- **Задание**
Почему в приведенном ниже фрагменте о религии и рабстве основателей новой натуральной школы в Германии называют апостолами революции? Ответ уложите в одно–три предложения.

Признание в мире, вне его и над ним, высшего беско­нечного существа; богопризнания и богопочитания всяко­го рода; учение о бессмертной душе и о загробных награ­дах и наказаниях и неразрывно связанное с ними существо­вание церквей, попов — посредников и примирителей с бо­гом, чудотворцев, пророков и богопомазанных законодателей и царей; так же как необходимо из них вытекающее суще­ствование богопоставленных государств со всем их истори­ческим хламом: с правом государственным, уголовным, гражданским; с наследственною собственностью и деспо­тизмом семейным; с полицейскою властью и с военным насилием; все эти темные порождения религии были не­сомненно продуктом того первобытного рабства, в кото­ром наш род погрязал в начале своей истории, когда он только что стал выделяться из рода горилл или других обезьян. Все эти несомненные следы нашей первоначаль­ной животности человек тащил, постепенно их уменьшая по мере того как он сознавал и осуществлял свое челове­чество, сквозь всю историю; тащил их, как освобожда­ющийся Спартак тащит свою цепь. И очевидно, что чрез­вычайная тяжесть этой исторической цепи была и про­должает быть главною причиною несносной медленности человеческого освобождения и развития. Но очевидно также, с другой стороны, что все эти продукты нашего доисторического натурального рабства непременным обра­зом должны были сделаться, в свою очередь, новым ис­точником нового исторического рабства, которое продолжает тяготеть над нами и от которого мы освободиться мо­жем только путем рациональной науки.

Поэтому, не спрашивая даже, до какой степени выше­упомянутые основатели новой натуральной школы в Гер­мании сами желают или даже понимают практические последствия созданного ими учения, мы были вполне вправе назвать их апостолами революции. Уничтожая в народе веру в небесный мир, они готовят свободу земного. Между этою школою и школою Огюста Конта существу­ет именно по этому пункту огромная разница.

- **Собранные данные**
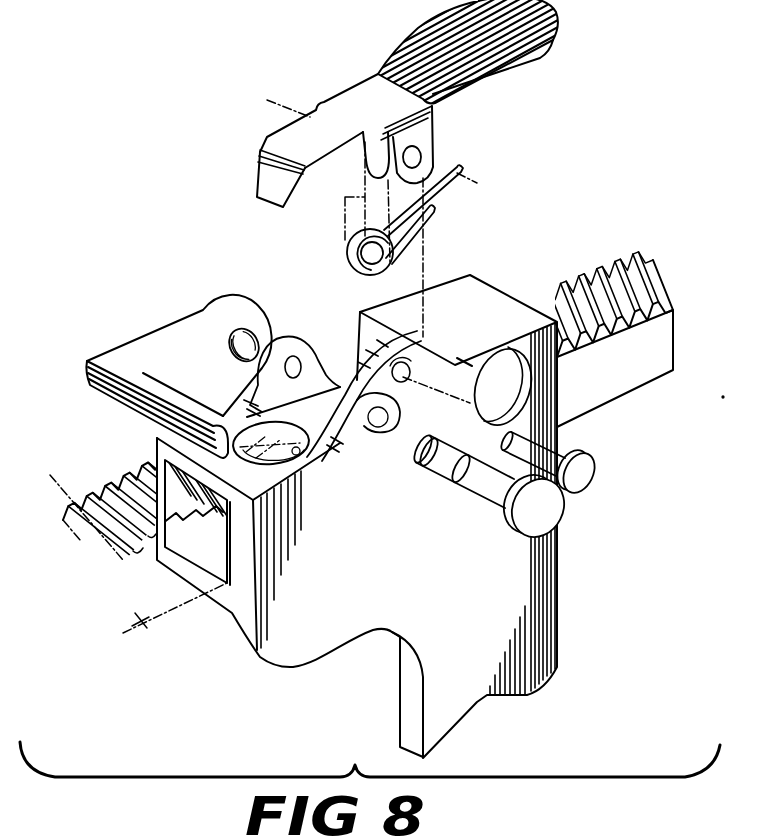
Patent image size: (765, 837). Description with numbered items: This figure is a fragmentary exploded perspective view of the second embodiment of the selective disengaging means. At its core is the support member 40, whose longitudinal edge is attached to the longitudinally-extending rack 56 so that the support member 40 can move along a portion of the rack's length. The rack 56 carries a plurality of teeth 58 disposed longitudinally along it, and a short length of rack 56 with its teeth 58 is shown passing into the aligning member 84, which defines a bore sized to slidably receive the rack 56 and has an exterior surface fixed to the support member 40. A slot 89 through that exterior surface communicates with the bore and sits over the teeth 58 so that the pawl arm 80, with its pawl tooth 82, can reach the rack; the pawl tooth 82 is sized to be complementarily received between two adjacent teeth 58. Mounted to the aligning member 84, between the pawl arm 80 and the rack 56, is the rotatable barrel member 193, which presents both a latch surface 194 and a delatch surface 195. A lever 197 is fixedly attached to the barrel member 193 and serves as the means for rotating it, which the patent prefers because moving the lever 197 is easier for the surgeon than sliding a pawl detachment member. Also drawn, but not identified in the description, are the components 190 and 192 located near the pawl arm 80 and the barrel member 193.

- **Ответ**
Их называют апостолами революции потому, что, уничтожая в народе веру в небесный мир, они готовят свободу земного. Для такого названия неважно, насколько они сами желают или понимают практические последствия своего учения.